▸ Aim of the exercise
Copy the lines of the material word for word, starting with the line that contains "Patent image size: (1046, 652)." and going on through the line that contains "The status bar 806 is at (602, 523).", and give back only those lines.

start Records provided

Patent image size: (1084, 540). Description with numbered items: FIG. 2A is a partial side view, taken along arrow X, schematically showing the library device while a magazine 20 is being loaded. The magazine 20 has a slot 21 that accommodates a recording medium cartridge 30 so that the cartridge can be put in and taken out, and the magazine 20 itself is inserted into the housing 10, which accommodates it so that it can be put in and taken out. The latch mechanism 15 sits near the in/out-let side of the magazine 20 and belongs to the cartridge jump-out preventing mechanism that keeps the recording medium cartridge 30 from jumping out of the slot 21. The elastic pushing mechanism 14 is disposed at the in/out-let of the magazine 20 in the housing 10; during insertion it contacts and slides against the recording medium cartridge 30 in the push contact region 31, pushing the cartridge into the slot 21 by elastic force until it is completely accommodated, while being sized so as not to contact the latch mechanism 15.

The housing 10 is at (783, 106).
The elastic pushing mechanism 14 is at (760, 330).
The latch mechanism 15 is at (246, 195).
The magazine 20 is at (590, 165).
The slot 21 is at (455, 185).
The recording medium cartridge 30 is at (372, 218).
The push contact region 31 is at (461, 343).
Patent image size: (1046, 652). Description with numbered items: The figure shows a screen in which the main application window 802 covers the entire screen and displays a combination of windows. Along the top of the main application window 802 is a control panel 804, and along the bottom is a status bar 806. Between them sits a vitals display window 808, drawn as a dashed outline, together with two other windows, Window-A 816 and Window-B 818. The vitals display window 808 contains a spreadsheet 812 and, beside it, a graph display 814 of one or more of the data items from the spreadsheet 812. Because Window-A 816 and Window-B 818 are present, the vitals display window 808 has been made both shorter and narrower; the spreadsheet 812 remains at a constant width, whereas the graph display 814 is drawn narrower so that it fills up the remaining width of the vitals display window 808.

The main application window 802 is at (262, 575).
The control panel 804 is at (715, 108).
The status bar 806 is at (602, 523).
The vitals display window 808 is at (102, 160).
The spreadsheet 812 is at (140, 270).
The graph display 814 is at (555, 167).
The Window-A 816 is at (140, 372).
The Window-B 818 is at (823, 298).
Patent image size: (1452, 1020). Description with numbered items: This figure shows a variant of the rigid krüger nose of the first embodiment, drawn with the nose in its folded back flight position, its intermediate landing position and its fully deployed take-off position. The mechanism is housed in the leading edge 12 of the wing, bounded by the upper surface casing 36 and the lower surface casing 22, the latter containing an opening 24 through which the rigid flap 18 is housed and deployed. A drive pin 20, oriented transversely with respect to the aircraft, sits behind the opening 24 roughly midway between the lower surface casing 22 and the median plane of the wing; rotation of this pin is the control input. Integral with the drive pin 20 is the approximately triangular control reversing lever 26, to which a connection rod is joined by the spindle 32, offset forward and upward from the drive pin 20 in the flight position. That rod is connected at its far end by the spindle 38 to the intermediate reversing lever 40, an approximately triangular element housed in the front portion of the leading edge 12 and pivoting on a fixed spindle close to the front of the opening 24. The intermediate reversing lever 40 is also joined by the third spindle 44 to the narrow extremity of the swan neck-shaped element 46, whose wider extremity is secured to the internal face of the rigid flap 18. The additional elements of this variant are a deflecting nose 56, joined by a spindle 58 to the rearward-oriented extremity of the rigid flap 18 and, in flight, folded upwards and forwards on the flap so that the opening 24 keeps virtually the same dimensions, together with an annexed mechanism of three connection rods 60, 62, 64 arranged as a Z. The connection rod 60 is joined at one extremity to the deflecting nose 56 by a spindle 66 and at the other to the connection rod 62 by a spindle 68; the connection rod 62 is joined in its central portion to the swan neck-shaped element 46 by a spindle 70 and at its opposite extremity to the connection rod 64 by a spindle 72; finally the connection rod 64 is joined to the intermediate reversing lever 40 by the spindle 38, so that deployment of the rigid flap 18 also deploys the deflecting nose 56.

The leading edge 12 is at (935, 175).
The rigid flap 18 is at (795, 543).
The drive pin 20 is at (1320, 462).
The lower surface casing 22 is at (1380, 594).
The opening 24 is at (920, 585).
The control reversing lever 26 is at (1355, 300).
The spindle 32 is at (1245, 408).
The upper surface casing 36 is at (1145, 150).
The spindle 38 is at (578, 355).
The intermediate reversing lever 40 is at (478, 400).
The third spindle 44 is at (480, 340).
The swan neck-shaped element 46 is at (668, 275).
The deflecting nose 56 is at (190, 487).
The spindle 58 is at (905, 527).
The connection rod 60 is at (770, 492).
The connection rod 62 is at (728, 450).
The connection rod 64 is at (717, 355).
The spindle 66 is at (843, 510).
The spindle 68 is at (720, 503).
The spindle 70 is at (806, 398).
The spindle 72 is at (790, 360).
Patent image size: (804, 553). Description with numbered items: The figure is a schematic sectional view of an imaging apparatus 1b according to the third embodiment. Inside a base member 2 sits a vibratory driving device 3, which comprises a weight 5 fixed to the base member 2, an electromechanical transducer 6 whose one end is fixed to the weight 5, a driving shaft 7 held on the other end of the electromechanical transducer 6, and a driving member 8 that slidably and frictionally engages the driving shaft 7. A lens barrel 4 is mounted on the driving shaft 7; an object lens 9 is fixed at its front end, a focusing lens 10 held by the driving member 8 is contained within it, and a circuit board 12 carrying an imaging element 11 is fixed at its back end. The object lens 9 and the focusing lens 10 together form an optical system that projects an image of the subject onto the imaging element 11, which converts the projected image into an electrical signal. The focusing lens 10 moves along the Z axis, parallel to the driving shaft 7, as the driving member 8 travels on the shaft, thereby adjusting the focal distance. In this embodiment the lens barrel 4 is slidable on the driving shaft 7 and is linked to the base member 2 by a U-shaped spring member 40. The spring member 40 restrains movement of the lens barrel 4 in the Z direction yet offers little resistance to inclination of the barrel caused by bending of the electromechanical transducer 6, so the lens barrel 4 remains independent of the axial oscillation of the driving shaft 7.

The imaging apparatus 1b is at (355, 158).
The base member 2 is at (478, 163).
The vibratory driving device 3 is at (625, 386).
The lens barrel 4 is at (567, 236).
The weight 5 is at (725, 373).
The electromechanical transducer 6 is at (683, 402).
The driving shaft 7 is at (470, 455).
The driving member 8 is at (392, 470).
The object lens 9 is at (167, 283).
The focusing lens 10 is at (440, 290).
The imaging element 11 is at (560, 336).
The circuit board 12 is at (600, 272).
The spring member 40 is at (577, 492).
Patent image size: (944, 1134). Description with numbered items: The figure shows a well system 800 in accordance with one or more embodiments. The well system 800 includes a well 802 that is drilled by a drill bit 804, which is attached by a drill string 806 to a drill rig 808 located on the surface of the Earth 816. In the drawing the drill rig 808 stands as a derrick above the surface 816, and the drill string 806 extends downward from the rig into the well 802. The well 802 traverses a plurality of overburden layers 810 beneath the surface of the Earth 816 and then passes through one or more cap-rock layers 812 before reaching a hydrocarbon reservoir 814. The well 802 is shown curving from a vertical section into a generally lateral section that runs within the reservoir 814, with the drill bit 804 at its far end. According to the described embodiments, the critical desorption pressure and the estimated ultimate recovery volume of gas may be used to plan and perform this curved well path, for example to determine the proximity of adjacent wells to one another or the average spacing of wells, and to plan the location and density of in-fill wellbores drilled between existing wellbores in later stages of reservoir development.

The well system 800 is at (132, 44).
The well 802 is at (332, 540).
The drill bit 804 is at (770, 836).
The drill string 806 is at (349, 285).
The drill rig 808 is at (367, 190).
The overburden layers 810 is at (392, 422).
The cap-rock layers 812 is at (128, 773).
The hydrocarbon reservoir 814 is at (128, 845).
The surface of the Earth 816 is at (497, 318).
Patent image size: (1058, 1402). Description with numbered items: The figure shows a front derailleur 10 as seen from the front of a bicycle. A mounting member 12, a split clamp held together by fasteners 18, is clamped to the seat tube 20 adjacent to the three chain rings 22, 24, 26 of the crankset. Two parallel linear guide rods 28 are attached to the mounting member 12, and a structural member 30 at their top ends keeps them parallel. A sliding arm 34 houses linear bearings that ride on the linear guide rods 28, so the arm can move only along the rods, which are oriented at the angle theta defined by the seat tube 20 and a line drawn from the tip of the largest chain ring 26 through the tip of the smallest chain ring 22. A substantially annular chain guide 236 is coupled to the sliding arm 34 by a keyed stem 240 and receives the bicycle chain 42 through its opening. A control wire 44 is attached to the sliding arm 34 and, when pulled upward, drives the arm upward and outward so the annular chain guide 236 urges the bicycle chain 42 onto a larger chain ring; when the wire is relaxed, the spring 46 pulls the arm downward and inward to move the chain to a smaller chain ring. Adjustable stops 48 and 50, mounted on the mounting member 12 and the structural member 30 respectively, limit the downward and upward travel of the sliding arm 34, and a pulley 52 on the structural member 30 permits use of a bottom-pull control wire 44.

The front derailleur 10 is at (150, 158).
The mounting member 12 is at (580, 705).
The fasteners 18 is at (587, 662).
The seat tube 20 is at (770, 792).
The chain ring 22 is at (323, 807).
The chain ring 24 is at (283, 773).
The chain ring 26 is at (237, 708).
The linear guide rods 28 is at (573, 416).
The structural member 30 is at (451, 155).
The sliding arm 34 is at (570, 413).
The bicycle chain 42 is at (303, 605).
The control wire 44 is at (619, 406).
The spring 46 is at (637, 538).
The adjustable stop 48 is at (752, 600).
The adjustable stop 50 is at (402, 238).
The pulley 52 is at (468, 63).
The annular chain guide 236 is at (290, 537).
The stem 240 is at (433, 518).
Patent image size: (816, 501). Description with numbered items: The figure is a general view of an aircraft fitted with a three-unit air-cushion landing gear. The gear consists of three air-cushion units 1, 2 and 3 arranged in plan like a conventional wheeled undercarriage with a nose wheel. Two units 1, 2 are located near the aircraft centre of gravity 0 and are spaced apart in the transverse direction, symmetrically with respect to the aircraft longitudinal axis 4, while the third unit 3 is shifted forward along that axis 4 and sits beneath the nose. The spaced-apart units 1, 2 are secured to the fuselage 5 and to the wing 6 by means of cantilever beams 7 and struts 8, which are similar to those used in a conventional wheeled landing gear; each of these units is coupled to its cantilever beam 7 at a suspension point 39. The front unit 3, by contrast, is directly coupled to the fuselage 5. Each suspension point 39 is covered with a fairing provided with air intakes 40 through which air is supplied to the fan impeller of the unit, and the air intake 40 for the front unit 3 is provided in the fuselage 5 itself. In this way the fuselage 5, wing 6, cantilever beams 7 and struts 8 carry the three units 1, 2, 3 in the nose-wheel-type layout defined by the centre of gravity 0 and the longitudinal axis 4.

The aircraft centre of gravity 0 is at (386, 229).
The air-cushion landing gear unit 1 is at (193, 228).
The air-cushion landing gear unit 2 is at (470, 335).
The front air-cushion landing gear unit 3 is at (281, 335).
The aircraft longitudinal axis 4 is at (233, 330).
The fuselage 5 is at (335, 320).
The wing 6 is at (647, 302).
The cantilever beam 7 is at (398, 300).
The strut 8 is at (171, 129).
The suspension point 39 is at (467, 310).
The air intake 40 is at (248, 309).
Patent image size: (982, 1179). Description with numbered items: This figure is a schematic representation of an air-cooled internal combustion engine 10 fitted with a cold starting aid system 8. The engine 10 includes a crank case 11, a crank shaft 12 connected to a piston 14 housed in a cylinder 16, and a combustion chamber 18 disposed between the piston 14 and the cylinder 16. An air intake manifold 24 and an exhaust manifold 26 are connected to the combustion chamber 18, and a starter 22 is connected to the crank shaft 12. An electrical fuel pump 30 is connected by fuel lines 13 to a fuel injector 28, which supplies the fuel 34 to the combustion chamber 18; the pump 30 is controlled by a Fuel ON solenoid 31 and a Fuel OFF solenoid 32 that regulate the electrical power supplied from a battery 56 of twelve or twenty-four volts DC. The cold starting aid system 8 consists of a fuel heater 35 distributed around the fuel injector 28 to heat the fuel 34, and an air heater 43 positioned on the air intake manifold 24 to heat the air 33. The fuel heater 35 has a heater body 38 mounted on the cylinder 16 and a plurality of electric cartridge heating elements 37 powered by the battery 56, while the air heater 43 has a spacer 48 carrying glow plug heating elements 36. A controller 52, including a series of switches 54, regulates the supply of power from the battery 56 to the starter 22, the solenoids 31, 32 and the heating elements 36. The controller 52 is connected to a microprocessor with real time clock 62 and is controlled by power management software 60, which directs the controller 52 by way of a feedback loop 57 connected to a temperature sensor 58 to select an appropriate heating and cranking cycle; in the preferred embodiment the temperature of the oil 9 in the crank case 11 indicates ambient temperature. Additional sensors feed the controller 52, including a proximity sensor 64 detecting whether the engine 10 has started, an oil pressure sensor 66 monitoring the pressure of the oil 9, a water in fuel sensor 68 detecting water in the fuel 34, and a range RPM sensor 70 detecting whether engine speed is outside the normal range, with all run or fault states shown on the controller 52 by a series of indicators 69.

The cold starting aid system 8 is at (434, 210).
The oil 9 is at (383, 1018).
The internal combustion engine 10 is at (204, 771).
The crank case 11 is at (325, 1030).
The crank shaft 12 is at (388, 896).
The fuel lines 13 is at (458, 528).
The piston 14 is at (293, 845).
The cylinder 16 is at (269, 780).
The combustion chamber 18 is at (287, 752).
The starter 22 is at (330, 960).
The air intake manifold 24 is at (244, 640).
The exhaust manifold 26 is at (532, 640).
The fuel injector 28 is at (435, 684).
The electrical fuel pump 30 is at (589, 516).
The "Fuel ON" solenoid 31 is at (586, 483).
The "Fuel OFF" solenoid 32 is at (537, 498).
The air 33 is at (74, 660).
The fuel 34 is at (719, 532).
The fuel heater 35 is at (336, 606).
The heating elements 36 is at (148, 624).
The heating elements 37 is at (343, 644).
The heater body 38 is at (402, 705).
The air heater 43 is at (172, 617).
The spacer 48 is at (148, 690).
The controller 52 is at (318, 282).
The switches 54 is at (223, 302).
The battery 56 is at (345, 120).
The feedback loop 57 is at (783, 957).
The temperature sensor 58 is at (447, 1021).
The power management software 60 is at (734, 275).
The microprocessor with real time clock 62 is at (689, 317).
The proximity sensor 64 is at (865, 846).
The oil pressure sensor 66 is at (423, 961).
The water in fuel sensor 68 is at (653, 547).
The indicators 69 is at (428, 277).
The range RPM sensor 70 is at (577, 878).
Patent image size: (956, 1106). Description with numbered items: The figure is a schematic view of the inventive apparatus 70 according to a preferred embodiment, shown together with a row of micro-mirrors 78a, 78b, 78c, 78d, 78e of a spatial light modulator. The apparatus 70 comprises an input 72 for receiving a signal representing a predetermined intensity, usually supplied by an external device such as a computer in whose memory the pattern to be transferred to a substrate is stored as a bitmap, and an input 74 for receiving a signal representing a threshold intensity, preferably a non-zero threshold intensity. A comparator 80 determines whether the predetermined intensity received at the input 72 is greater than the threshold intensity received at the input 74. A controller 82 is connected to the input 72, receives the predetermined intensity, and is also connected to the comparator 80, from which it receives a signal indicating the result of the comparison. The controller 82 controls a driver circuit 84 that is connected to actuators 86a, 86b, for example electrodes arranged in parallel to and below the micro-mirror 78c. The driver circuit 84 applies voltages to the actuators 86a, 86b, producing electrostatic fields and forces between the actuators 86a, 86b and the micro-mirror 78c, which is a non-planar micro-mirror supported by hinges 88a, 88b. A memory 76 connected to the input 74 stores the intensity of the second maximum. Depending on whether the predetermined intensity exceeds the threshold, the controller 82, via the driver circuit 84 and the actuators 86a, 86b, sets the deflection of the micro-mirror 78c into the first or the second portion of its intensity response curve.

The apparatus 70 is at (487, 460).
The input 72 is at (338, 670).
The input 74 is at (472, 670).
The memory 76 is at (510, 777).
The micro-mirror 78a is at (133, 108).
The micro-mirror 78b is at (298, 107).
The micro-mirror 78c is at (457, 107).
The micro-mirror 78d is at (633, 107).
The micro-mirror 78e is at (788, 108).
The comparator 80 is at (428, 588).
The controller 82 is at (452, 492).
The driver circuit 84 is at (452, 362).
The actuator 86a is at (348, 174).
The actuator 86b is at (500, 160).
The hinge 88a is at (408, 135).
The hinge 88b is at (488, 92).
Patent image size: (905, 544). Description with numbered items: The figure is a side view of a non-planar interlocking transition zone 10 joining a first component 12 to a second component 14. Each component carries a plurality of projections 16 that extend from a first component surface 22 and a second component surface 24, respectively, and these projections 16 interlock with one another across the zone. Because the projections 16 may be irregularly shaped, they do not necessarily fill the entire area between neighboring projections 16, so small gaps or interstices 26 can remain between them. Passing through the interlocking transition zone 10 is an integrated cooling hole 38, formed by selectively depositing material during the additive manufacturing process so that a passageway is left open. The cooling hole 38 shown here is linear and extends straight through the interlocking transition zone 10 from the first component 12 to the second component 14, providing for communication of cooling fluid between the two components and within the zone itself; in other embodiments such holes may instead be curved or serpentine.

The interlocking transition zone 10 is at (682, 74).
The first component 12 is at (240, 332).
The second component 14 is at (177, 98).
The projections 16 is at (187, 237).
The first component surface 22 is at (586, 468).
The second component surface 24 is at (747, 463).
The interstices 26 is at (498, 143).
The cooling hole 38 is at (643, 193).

end Records provided

▸ Result
Patent image size: (1046, 652). Description with numbered items: The figure shows a screen in which the main application window 802 covers the entire screen and displays a combination of windows. Along the top of the main application window 802 is a control panel 804, and along the bottom is a status bar 806. Between them sits a vitals display window 808, drawn as a dashed outline, together with two other windows, Window-A 816 and Window-B 818. The vitals display window 808 contains a spreadsheet 812 and, beside it, a graph display 814 of one or more of the data items from the spreadsheet 812. Because Window-A 816 and Window-B 818 are present, the vitals display window 808 has been made both shorter and narrower; the spreadsheet 812 remains at a constant width, whereas the graph display 814 is drawn narrower so that it fills up the remaining width of the vitals display window 808.

The main application window 802 is at (262, 575).
The control panel 804 is at (715, 108).
The status bar 806 is at (602, 523).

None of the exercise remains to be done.